── Dataset records

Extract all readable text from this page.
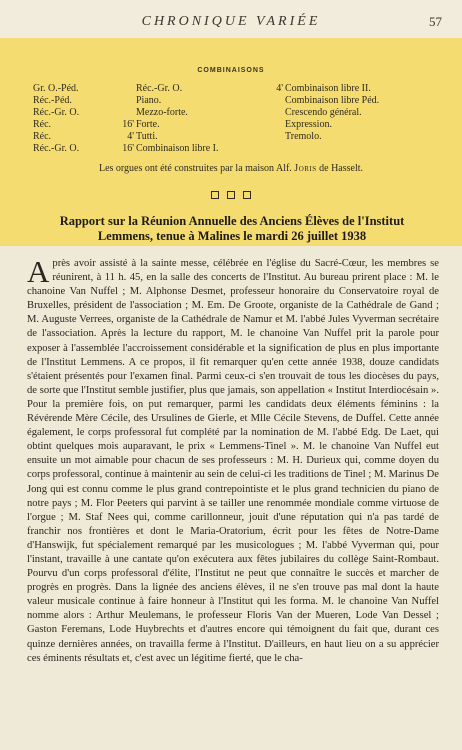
CHRONIQUE VARIÉE	57
COMBINAISONS
Gr. O.-Péd.
Réc.-Péd.
Réc.-Gr. O.
Réc.
Réc.
Réc.-Gr. O.
Réc.-Gr. O.
Piano.
Mezzo-forte.
16' Forte.
4' Tutti.
16' Combinaison libre I.
4' Combinaison libre II.
Combinaison libre Péd.
Crescendo général.
Expression.
Tremolo.
Les orgues ont été construites par la maison Alf. Joris de Hasselt.
Rapport sur la Réunion Annuelle des Anciens Élèves de l'Institut
Lemmens, tenue à Malines le mardi 26 juillet 1938
Après avoir assisté à la sainte messe, célébrée en l'église du Sacré-Cœur, les membres se réunirent, à 11 h. 45, en la salle des concerts de l'Institut. Au bureau prirent place : M. le chanoine Van Nuffel ; M. Alphonse Desmet, professeur honoraire du Conservatoire royal de Bruxelles, président de l'association ; M. Em. De Groote, organiste de la Cathédrale de Gand ; M. Auguste Verrees, organiste de la Cathédrale de Namur et M. l'abbé Jules Vyverman secrétaire de l'association. Après la lecture du rapport, M. le chanoine Van Nuffel prit la parole pour exposer à l'assemblée l'accroissement considérable et la signification de plus en plus importante de l'Institut Lemmens. A ce propos, il fit remarquer qu'en cette année 1938, douze candidats s'étaient présentés pour l'examen final. Parmi ceux-ci s'en trouvait de tous les diocèses du pays, de sorte que l'Institut semble justifier, plus que jamais, son appellation « Institut Interdiocésain ». Pour la première fois, on put remarquer, parmi les candidats deux éléments féminins : la Révérende Mère Cécile, des Ursulines de Gierle, et Mlle Cécile Stevens, de Duffel. Cette année également, le corps professoral fut complété par la nomination de M. l'abbé Edg. De Laet, qui obtint quelques mois auparavant, le prix « Lemmens-Tinel ». M. le chanoine Van Nuffel eut ensuite un mot aimable pour chacun de ses professeurs : M. H. Durieux qui, comme doyen du corps professoral, continue à maintenir au sein de celui-ci les traditions de Tinel ; M. Marinus De Jong qui est connu comme le plus grand contrepointiste et le plus grand technicien du piano de notre pays ; M. Flor Peeters qui parvint à se tailler une renommée mondiale comme virtuose de l'orgue ; M. Staf Nees qui, comme carillonneur, jouit d'une réputation qui n'a pas tardé de franchir nos frontières et dont le Maria-Oratorium, écrit pour les fêtes de Notre-Dame d'Hanswijk, fut spécialement remarqué par les musicologues ; M. l'abbé Vyverman qui, pour l'instant, travaille à une cantate qu'on exécutera aux fêtes jubilaires du collège Saint-Rombaut. Pourvu d'un corps professoral d'élite, l'Institut ne peut que connaître le succès et marcher de progrès en progrès. Dans la lignée des anciens élèves, il ne s'en trouve pas mal dont la haute valeur musicale continue à faire honneur à l'Institut qui les forma. M. le chanoine Van Nuffel nomme alors : Arthur Meulemans, le professeur Floris Van der Mueren, Lode Van Dessel ; Gaston Feremans, Lode Huybrechts et d'autres encore qui témoignent du fait que, durant ces quinze dernières années, on travailla ferme à l'Institut. D'ailleurs, en haut lieu on a su apprécier ces éminents résultats et, c'est avec un légitime fierté, que le cha-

────

Given instruction:
Each entry must be retyped word for word, with every image omitted.

Task solution:
Extract all readable text from this page.
CHRONIQUE VARIÉE	57
COMBINAISONS
Gr. O.-Péd.
Réc.-Péd.
Réc.-Gr. O.
Réc.
Réc.
Réc.-Gr. O.
Réc.-Gr. O.
Piano.
Mezzo-forte.
16' Forte.
4' Tutti.
16' Combinaison libre I.
4' Combinaison libre II.
Combinaison libre Péd.
Crescendo général.
Expression.
Tremolo.
Les orgues ont été construites par la maison Alf. Joris de Hasselt.
Rapport sur la Réunion Annuelle des Anciens Élèves de l'Institut
Lemmens, tenue à Malines le mardi 26 juillet 1938
Après avoir assisté à la sainte messe, célébrée en l'église du Sacré-Cœur, les membres se réunirent, à 11 h. 45, en la salle des concerts de l'Institut. Au bureau prirent place : M. le chanoine Van Nuffel ; M. Alphonse Desmet, professeur honoraire du Conservatoire royal de Bruxelles, président de l'association ; M. Em. De Groote, organiste de la Cathédrale de Gand ; M. Auguste Verrees, organiste de la Cathédrale de Namur et M. l'abbé Jules Vyverman secrétaire de l'association. Après la lecture du rapport, M. le chanoine Van Nuffel prit la parole pour exposer à l'assemblée l'accroissement considérable et la signification de plus en plus importante de l'Institut Lemmens. A ce propos, il fit remarquer qu'en cette année 1938, douze candidats s'étaient présentés pour l'examen final. Parmi ceux-ci s'en trouvait de tous les diocèses du pays, de sorte que l'Institut semble justifier, plus que jamais, son appellation « Institut Interdiocésain ». Pour la première fois, on put remarquer, parmi les candidats deux éléments féminins : la Révérende Mère Cécile, des Ursulines de Gierle, et Mlle Cécile Stevens, de Duffel. Cette année également, le corps professoral fut complété par la nomination de M. l'abbé Edg. De Laet, qui obtint quelques mois auparavant, le prix « Lemmens-Tinel ». M. le chanoine Van Nuffel eut ensuite un mot aimable pour chacun de ses professeurs : M. H. Durieux qui, comme doyen du corps professoral, continue à maintenir au sein de celui-ci les traditions de Tinel ; M. Marinus De Jong qui est connu comme le plus grand contrepointiste et le plus grand technicien du piano de notre pays ; M. Flor Peeters qui parvint à se tailler une renommée mondiale comme virtuose de l'orgue ; M. Staf Nees qui, comme carillonneur, jouit d'une réputation qui n'a pas tardé de franchir nos frontières et dont le Maria-Oratorium, écrit pour les fêtes de Notre-Dame d'Hanswijk, fut spécialement remarqué par les musicologues ; M. l'abbé Vyverman qui, pour l'instant, travaille à une cantate qu'on exécutera aux fêtes jubilaires du collège Saint-Rombaut. Pourvu d'un corps professoral d'élite, l'Institut ne peut que connaître le succès et marcher de progrès en progrès. Dans la lignée des anciens élèves, il ne s'en trouve pas mal dont la haute valeur musicale continue à faire honneur à l'Institut qui les forma. M. le chanoine Van Nuffel nomme alors : Arthur Meulemans, le professeur Floris Van der Mueren, Lode Van Dessel ; Gaston Feremans, Lode Huybrechts et d'autres encore qui témoignent du fait que, durant ces quinze dernières années, on travailla ferme à l'Institut. D'ailleurs, en haut lieu on a su apprécier ces éminents résultats et, c'est avec un légitime fierté, que le cha-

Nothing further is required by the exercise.